OBJECTIVE — Copy out each line of the material in which the word "your" appears.

RECORD SET —
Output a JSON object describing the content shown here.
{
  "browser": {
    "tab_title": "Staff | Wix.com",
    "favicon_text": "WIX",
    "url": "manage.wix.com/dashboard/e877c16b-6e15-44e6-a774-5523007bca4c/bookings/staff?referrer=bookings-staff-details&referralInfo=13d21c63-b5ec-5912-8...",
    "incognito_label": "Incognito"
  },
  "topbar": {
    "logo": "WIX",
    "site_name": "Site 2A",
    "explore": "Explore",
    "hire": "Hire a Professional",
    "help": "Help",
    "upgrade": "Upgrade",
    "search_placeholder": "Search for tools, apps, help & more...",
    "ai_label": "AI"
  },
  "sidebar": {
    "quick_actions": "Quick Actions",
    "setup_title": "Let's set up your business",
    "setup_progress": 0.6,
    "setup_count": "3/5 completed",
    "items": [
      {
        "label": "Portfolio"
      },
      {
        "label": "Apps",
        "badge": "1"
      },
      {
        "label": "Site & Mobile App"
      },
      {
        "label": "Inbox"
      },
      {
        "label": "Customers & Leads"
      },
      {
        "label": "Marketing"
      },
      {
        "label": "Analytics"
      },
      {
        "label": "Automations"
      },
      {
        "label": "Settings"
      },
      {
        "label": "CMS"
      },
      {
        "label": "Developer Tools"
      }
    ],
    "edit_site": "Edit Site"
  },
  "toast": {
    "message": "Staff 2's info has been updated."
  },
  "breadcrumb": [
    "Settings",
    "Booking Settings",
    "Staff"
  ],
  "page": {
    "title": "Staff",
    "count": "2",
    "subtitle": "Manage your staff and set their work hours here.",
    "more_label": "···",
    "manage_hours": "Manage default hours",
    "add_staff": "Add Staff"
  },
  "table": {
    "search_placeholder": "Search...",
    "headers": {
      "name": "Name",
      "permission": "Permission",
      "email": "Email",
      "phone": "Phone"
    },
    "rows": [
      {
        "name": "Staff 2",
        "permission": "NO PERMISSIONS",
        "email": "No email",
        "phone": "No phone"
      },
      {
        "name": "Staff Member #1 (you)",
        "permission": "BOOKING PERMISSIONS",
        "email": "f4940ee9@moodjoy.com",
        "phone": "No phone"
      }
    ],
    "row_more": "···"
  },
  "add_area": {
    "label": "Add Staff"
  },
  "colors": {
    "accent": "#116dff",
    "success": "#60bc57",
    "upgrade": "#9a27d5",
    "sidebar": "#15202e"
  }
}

EXERCISE RESPONSE —
    "setup_title": "Let's set up your business",
    "subtitle": "Manage your staff and set their work hours here.",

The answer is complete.